__REQUIREMENTS__: Examine the material below. Gather every line in which the string "text" appears.

__PROVIDED DATA__:

---

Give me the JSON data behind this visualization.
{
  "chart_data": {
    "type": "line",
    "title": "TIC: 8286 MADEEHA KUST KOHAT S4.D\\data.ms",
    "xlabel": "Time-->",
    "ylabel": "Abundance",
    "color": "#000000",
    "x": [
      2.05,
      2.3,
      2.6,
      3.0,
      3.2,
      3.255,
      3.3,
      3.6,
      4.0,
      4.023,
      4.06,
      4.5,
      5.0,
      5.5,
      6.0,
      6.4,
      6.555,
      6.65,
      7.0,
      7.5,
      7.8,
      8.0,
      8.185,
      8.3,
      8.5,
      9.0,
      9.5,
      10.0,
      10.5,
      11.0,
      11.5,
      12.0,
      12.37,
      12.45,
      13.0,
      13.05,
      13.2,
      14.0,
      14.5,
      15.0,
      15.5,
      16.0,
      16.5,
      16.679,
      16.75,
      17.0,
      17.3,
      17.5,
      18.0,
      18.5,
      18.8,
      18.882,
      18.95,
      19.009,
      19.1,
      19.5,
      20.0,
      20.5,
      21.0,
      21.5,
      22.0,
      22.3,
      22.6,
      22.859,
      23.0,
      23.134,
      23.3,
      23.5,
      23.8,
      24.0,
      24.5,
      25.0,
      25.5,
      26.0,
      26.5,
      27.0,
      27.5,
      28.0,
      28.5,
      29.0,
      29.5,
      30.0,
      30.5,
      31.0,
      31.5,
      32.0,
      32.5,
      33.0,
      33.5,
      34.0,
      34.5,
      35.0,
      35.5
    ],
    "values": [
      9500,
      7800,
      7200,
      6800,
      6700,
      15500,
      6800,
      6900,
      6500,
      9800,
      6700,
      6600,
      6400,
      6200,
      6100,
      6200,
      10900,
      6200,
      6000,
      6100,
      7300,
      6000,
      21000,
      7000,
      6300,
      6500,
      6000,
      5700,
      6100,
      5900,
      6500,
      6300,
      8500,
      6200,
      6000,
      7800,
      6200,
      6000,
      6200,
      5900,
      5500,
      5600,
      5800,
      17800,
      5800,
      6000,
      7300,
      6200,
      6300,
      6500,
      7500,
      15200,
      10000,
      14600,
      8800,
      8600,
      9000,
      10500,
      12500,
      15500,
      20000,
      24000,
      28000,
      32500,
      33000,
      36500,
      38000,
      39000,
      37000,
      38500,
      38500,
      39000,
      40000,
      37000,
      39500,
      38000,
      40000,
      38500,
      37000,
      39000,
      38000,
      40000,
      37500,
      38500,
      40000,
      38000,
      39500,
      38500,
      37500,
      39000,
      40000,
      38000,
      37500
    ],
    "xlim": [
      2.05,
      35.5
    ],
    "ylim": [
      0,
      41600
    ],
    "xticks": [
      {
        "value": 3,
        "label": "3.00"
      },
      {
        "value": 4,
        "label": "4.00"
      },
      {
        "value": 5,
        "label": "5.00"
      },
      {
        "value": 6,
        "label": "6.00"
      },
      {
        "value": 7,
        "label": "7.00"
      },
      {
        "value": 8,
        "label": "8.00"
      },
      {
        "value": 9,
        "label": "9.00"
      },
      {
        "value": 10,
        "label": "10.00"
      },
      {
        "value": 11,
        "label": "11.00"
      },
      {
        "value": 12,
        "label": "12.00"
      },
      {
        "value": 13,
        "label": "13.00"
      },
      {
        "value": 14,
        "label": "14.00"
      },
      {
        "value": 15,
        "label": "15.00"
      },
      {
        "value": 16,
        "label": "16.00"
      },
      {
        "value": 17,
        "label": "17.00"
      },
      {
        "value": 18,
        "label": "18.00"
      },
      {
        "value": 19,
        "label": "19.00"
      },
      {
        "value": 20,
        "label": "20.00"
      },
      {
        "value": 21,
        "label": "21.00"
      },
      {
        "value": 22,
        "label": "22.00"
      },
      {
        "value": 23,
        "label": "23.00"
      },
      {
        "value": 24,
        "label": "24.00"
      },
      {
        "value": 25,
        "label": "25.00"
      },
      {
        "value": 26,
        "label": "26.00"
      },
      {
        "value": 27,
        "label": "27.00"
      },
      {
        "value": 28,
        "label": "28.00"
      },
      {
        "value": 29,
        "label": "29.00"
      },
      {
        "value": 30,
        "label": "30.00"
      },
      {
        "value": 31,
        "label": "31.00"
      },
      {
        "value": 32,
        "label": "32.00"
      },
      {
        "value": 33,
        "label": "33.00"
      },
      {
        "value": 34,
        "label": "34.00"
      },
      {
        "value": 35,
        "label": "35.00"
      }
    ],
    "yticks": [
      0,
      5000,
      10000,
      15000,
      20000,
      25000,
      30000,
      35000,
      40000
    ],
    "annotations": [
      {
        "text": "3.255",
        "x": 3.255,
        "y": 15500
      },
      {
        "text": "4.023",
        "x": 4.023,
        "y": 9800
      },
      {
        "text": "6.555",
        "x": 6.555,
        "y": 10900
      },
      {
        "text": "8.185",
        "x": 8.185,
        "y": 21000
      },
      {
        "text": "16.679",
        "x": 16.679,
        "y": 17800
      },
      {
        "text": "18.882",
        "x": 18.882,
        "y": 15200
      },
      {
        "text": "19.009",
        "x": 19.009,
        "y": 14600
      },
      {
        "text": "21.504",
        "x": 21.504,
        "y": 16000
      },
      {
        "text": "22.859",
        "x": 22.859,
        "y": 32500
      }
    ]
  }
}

---

__TASK ANSWER__:
        "text": "3.255",
        "text": "4.023",
        "text": "6.555",
        "text": "8.185",
        "text": "16.679",
        "text": "18.882",
        "text": "19.009",
        "text": "21.504",
        "text": "22.859",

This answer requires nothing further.